» What the exercise asks:
Identify the lines that contain the string "Tarkwaian" and copy all of them.

» Records shown:
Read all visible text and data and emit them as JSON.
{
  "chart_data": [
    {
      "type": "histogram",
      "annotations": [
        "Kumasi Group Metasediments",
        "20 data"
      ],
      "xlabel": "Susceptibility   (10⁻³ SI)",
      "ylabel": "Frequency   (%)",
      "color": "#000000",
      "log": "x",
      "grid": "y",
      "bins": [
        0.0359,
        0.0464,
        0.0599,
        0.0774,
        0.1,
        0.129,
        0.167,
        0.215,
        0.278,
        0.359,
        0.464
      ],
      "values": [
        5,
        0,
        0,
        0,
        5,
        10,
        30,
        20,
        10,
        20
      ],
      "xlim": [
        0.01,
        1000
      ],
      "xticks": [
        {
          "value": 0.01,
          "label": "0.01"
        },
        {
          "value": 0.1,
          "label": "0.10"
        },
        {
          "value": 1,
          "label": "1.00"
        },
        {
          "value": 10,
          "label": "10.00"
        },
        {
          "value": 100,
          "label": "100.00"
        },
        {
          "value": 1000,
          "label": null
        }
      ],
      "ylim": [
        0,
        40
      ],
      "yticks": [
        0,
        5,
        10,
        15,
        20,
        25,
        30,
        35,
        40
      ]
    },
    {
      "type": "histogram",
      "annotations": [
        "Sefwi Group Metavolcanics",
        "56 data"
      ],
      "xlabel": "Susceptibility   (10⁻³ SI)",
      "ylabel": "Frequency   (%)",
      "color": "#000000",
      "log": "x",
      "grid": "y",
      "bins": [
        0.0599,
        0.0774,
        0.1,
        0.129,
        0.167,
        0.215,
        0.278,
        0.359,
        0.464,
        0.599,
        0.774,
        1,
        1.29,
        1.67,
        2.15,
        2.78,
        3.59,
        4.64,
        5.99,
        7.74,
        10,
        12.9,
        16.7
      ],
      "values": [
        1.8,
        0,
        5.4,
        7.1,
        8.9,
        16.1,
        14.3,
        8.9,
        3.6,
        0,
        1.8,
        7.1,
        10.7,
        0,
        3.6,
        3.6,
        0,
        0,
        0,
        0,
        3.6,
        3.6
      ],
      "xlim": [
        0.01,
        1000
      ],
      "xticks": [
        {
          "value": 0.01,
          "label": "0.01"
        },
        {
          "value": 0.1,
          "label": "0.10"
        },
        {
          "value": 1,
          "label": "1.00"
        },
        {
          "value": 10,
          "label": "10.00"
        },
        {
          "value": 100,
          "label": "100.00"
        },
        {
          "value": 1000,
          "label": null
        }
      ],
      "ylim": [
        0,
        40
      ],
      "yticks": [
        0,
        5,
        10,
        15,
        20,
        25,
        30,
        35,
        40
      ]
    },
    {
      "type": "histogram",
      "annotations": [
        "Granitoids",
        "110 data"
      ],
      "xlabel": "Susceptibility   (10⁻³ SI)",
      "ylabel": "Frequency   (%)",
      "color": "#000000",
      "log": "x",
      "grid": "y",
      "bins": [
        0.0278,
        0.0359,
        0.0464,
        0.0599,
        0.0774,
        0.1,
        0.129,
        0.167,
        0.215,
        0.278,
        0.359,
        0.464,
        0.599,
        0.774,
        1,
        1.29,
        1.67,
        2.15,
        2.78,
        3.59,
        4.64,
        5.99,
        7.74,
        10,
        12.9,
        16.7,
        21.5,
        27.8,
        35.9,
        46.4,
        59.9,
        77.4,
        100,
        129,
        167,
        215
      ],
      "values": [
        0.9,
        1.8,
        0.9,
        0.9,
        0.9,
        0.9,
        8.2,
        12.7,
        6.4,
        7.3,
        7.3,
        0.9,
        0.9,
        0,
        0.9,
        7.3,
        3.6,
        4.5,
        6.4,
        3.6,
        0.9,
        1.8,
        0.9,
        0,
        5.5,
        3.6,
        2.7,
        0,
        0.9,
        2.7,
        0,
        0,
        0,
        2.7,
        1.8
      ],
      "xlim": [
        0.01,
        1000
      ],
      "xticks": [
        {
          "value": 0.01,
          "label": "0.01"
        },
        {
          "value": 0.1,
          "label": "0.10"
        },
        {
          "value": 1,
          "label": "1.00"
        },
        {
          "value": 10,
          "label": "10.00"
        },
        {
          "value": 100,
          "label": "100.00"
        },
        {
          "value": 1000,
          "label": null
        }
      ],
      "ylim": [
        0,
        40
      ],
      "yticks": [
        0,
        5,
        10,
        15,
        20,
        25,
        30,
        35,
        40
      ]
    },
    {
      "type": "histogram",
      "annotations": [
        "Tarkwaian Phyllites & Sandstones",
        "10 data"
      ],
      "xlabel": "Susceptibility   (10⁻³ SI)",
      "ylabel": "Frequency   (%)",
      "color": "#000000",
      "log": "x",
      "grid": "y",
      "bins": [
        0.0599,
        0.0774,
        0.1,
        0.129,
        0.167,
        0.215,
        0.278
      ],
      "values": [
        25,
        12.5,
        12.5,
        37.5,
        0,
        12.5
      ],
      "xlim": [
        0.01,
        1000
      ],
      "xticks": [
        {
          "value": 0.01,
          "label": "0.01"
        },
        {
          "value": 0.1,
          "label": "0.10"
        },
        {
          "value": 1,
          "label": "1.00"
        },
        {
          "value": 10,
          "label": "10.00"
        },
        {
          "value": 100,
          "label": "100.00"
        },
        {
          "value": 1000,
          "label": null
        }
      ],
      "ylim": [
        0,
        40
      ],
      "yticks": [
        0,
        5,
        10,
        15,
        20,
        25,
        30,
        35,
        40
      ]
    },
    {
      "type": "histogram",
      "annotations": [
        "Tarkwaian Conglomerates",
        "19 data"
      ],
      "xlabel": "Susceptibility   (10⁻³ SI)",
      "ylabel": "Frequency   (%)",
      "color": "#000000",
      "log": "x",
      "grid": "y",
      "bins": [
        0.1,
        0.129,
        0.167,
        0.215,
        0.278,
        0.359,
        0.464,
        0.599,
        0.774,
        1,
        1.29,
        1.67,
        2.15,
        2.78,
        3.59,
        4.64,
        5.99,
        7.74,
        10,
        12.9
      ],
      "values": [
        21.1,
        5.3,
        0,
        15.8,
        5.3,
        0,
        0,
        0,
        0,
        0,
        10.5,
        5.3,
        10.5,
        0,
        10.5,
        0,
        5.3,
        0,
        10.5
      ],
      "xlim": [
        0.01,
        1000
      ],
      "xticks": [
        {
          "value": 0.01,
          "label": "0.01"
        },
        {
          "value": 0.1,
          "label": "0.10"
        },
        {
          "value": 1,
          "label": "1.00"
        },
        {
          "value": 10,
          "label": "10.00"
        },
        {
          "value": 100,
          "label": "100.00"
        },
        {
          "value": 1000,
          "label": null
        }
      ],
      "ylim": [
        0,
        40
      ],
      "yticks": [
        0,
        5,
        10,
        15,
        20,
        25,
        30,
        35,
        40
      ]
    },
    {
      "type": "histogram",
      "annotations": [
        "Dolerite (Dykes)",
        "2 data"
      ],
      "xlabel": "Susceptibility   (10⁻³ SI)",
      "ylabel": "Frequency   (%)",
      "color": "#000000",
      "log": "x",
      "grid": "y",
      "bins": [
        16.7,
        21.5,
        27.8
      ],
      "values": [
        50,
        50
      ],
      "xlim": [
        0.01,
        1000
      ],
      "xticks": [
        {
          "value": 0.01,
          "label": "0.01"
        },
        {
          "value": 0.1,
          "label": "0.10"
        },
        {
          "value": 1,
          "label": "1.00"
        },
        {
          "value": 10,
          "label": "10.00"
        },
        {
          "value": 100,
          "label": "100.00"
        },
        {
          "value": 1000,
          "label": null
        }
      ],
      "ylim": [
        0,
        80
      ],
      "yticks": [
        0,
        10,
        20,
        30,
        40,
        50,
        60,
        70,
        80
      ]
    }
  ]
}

---

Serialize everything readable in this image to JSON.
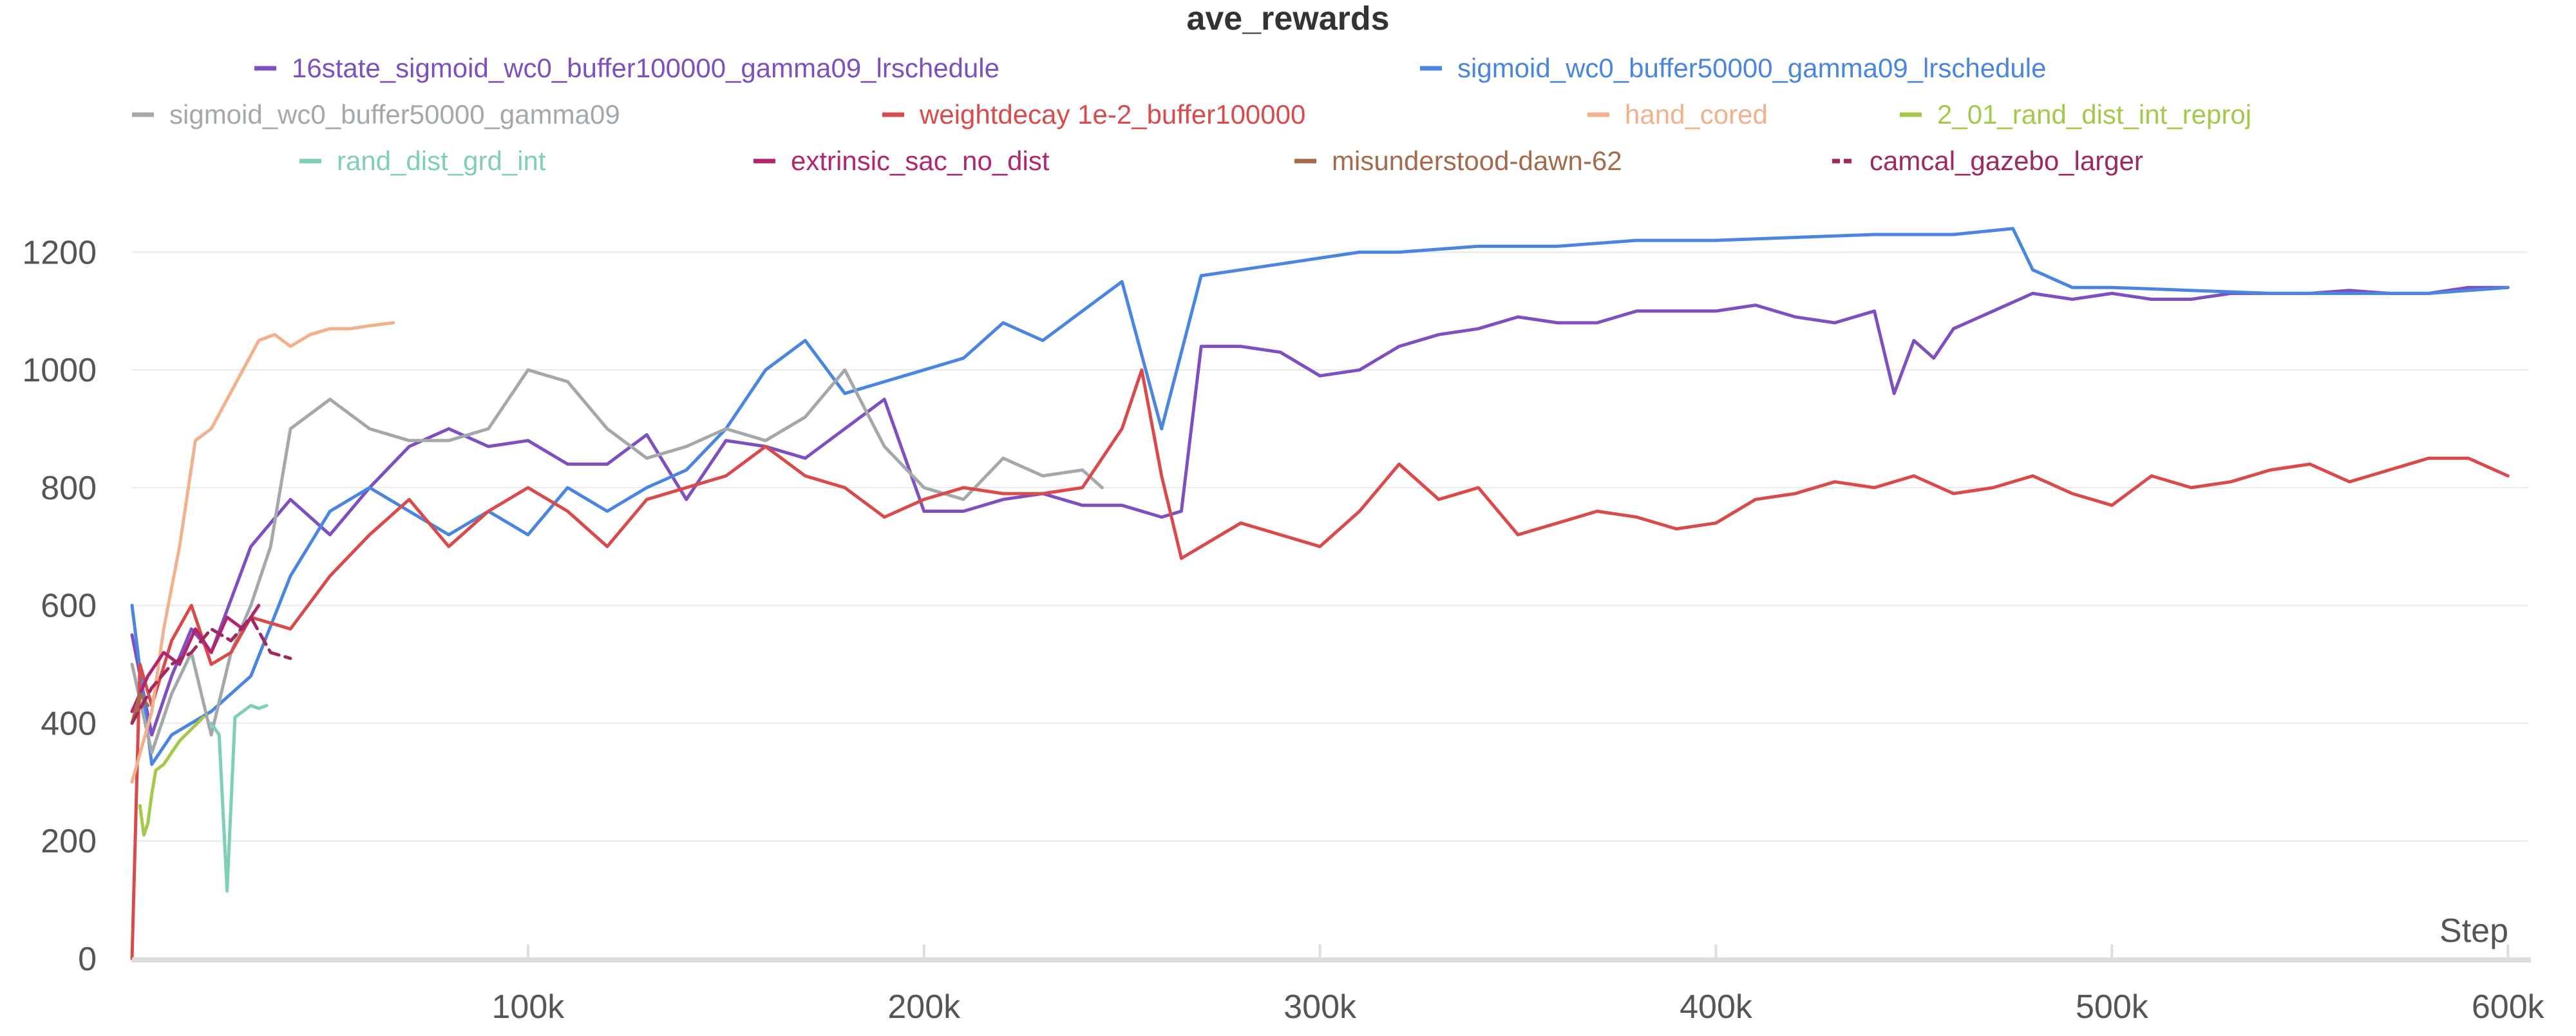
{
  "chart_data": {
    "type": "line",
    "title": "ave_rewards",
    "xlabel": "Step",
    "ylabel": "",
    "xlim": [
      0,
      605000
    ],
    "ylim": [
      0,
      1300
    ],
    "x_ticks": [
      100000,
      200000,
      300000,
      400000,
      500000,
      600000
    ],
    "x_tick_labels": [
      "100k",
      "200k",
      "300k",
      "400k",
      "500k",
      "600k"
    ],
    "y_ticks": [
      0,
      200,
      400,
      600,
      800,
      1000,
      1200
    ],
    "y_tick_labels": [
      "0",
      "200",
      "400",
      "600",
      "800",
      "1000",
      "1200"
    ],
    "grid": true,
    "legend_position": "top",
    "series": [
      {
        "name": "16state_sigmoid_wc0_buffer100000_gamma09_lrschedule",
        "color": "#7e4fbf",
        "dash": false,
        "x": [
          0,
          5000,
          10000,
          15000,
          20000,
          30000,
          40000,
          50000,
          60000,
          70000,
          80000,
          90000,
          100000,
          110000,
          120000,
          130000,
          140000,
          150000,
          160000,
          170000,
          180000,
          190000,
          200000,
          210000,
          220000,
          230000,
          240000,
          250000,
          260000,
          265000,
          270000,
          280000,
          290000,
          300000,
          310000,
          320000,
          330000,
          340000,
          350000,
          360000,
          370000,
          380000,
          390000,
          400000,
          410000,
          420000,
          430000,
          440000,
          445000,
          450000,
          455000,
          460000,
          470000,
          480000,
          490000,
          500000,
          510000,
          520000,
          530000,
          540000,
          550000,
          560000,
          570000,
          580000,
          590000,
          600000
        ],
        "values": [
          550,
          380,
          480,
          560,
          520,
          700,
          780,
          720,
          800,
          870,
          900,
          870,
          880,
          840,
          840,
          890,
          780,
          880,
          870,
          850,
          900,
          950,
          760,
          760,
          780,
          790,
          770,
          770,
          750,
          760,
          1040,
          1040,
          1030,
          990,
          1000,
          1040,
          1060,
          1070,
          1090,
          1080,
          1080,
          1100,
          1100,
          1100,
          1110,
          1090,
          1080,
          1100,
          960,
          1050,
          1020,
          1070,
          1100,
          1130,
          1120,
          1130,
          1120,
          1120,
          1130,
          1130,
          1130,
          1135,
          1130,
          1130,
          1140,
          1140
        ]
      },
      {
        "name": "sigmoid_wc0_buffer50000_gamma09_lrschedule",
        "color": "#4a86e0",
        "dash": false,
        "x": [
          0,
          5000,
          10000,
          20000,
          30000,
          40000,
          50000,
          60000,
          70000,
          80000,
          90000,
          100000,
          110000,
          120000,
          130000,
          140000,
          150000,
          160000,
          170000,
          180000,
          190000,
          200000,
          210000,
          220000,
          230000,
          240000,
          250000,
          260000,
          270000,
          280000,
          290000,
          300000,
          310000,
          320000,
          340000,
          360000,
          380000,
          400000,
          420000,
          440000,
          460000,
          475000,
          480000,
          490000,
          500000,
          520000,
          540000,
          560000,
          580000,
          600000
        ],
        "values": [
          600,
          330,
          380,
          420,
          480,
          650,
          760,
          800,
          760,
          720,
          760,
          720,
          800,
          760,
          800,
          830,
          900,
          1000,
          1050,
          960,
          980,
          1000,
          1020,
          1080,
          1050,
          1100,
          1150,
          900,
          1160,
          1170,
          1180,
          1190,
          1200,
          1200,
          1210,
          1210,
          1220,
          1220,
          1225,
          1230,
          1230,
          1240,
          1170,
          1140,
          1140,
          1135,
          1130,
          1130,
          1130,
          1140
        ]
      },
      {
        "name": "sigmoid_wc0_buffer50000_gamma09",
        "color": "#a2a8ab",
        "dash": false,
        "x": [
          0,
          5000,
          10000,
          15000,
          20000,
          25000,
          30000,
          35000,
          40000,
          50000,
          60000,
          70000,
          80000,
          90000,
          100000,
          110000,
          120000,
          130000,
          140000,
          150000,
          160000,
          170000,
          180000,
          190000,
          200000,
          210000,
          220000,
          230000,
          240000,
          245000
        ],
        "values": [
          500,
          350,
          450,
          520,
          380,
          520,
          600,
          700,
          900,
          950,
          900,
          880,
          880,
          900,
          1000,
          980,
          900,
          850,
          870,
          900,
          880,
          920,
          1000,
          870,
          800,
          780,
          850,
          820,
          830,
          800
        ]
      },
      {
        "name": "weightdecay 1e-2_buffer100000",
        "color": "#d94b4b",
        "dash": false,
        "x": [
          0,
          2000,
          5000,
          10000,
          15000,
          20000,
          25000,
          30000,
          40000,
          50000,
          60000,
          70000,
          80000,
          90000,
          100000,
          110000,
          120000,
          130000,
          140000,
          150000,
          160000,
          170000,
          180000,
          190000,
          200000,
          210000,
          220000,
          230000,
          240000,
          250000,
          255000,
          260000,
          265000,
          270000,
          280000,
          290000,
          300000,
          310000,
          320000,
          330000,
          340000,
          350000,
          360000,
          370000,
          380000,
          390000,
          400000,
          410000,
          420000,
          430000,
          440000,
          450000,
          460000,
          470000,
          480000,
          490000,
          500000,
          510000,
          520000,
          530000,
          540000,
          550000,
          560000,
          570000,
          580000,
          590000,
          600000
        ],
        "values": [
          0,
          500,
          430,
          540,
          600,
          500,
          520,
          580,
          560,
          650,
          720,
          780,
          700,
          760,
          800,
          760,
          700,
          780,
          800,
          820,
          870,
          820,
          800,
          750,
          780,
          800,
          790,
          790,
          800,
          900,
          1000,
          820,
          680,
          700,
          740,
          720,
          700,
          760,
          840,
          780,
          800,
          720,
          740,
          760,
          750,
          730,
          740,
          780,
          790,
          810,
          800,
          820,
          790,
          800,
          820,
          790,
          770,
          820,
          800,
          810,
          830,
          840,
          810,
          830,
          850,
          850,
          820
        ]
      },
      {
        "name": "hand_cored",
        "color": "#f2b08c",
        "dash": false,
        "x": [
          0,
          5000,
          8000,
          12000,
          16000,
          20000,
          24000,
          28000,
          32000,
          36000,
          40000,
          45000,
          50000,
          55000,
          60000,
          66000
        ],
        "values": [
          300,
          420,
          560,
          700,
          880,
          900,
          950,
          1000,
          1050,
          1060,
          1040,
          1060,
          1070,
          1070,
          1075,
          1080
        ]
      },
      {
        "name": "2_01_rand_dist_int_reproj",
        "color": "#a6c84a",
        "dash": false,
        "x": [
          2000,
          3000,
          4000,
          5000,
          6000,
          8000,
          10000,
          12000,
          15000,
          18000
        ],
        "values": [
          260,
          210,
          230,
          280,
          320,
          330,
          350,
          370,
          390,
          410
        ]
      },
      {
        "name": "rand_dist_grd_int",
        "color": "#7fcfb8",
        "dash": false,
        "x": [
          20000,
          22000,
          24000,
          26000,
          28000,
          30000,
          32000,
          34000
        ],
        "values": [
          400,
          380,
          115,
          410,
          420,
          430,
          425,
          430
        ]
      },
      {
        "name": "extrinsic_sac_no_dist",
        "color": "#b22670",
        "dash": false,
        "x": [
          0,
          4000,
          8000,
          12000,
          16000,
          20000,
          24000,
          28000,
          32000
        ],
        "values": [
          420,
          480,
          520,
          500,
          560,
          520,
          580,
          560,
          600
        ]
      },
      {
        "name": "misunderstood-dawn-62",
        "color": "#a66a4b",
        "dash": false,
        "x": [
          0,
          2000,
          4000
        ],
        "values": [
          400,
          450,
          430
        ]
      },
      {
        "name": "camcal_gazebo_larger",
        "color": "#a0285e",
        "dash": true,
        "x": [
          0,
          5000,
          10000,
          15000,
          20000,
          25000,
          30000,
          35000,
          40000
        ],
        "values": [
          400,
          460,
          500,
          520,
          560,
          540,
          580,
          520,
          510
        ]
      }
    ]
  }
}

» Response to this exercise:
        "Tarkwaian Phyllites & Sandstones",
        "Tarkwaian Conglomerates",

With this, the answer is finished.